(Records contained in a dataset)
┌────────

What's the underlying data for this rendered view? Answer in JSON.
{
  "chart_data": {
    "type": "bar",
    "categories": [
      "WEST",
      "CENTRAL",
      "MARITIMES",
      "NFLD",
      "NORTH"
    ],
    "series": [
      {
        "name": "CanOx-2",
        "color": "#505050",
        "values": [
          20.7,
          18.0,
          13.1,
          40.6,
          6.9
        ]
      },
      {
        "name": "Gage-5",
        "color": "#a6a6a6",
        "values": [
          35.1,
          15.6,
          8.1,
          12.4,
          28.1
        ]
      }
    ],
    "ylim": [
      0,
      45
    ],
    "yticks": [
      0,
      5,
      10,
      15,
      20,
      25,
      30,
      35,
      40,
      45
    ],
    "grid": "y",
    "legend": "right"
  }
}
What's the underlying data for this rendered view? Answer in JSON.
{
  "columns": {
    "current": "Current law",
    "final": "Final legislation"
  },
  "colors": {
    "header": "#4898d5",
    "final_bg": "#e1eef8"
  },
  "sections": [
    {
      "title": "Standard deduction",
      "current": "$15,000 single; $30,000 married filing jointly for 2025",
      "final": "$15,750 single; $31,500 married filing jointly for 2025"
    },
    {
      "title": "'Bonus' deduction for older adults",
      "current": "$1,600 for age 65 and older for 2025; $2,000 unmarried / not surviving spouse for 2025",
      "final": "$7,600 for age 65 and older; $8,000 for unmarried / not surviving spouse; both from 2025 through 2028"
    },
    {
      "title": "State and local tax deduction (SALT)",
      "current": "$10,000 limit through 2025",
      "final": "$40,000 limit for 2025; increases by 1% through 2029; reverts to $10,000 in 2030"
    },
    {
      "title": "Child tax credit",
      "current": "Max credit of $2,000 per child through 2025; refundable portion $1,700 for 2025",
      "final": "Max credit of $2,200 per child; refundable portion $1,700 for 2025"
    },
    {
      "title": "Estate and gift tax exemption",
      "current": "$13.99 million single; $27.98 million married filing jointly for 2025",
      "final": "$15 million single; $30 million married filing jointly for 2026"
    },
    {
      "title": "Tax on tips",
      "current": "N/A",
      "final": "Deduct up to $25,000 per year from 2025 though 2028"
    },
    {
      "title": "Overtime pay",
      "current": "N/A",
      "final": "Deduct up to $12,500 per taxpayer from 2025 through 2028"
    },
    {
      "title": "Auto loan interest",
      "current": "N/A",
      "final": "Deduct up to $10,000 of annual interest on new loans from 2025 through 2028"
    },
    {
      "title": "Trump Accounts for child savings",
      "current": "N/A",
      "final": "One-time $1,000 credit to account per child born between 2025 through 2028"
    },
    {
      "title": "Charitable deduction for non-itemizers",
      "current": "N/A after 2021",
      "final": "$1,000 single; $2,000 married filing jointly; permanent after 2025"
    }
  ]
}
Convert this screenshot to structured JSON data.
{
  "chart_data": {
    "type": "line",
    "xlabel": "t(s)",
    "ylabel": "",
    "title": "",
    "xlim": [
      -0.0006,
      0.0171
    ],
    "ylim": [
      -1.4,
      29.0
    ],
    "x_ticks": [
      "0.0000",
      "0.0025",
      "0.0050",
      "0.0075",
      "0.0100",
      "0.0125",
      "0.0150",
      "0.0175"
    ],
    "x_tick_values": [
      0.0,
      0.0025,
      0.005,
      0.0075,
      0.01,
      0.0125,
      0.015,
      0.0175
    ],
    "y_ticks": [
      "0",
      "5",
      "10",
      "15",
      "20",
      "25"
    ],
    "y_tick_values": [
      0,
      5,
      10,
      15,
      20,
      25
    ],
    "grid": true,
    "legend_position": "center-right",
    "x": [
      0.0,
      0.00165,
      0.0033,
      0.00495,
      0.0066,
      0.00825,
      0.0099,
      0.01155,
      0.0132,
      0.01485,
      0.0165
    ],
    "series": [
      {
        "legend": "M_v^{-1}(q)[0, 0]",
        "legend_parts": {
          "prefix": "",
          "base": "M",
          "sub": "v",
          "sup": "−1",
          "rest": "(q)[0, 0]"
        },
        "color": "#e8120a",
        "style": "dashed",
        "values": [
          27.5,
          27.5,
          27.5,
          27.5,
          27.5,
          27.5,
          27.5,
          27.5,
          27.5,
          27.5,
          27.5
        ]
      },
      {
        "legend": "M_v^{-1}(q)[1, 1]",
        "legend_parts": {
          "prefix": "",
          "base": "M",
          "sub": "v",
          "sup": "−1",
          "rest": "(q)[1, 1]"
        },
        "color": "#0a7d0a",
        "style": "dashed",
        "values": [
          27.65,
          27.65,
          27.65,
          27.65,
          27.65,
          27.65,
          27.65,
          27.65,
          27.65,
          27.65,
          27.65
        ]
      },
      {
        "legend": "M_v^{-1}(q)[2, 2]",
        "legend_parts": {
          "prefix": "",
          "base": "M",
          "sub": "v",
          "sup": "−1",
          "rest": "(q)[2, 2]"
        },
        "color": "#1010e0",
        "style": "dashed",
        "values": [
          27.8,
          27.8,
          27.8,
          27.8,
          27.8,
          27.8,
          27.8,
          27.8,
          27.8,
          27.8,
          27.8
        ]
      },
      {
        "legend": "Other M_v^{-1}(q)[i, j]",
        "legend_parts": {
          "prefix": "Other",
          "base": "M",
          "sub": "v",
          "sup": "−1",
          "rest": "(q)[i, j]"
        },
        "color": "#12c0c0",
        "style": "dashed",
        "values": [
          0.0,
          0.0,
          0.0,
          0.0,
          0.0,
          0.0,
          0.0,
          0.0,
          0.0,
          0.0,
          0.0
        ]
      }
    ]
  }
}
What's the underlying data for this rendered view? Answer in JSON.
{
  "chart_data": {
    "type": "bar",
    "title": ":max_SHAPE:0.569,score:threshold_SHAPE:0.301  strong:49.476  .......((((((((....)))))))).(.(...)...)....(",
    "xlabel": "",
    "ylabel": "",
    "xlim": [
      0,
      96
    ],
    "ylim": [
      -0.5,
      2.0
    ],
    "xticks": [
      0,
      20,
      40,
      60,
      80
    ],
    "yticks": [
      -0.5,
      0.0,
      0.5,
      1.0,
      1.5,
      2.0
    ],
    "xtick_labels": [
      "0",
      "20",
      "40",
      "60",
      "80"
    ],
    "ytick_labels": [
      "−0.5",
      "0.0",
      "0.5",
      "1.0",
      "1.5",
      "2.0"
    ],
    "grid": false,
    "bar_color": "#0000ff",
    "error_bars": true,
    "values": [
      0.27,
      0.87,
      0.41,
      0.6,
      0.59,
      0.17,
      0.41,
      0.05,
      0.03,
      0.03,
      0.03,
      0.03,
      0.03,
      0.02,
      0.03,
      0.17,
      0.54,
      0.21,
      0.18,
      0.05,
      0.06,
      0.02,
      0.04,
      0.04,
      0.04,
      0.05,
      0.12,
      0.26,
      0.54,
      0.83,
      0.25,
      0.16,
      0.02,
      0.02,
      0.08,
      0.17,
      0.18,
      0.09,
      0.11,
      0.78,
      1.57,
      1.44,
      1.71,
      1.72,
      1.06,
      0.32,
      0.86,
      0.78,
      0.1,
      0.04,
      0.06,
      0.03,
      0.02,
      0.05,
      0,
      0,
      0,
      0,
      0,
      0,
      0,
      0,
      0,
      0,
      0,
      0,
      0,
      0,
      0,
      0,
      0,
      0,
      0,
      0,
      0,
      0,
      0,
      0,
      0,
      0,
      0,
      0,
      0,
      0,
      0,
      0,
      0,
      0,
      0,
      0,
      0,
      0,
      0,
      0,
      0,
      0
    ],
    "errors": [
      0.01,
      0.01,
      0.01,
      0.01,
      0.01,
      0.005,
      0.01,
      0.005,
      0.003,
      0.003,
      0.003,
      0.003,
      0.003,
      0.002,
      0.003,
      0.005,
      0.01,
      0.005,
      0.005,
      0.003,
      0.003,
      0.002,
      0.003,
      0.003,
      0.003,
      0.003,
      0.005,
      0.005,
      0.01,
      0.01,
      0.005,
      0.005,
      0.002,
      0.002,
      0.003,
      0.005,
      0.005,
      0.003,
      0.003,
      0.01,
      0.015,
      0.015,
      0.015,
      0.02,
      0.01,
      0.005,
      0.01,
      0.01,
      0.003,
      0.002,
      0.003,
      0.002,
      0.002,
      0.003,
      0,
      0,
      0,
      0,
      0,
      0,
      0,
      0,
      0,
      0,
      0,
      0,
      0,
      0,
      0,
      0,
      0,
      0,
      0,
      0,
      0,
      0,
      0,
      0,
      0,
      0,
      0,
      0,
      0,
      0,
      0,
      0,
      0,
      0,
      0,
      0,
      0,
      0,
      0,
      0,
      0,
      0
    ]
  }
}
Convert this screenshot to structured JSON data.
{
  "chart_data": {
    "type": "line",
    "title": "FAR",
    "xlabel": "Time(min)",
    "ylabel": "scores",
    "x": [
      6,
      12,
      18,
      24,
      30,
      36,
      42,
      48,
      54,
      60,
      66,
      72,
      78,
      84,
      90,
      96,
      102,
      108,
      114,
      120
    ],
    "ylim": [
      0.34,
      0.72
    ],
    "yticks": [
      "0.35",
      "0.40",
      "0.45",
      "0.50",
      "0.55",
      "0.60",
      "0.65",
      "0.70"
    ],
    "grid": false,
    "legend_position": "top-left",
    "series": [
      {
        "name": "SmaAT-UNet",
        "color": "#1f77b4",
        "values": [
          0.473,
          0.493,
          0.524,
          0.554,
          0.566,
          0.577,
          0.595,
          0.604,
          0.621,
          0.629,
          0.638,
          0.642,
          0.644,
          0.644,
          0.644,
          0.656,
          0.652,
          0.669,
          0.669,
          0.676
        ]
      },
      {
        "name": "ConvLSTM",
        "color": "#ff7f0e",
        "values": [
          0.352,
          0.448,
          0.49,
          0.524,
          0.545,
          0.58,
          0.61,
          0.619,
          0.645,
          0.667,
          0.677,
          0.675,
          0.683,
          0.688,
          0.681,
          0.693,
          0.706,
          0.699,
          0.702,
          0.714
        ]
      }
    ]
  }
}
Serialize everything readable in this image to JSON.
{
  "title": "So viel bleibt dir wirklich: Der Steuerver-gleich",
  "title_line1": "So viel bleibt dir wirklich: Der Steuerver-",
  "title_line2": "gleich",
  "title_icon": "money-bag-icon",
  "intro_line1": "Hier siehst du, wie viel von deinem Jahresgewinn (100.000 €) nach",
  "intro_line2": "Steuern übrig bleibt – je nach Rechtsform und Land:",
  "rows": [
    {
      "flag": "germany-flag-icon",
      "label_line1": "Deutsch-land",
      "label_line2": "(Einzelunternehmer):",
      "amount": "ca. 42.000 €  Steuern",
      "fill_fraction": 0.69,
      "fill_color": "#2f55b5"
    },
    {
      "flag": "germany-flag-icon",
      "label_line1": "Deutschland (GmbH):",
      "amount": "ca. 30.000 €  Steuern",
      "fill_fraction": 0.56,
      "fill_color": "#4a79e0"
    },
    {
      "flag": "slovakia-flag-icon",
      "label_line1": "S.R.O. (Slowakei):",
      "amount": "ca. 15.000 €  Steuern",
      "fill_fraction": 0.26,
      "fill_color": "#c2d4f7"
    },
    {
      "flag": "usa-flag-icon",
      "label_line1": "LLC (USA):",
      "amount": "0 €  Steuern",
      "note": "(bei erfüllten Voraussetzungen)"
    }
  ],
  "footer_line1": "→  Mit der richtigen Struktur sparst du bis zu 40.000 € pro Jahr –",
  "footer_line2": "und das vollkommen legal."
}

└────────

## Aim
Tally up the lines of the listing containing the word "interest". Give only the total.

## Solution to this exercise
2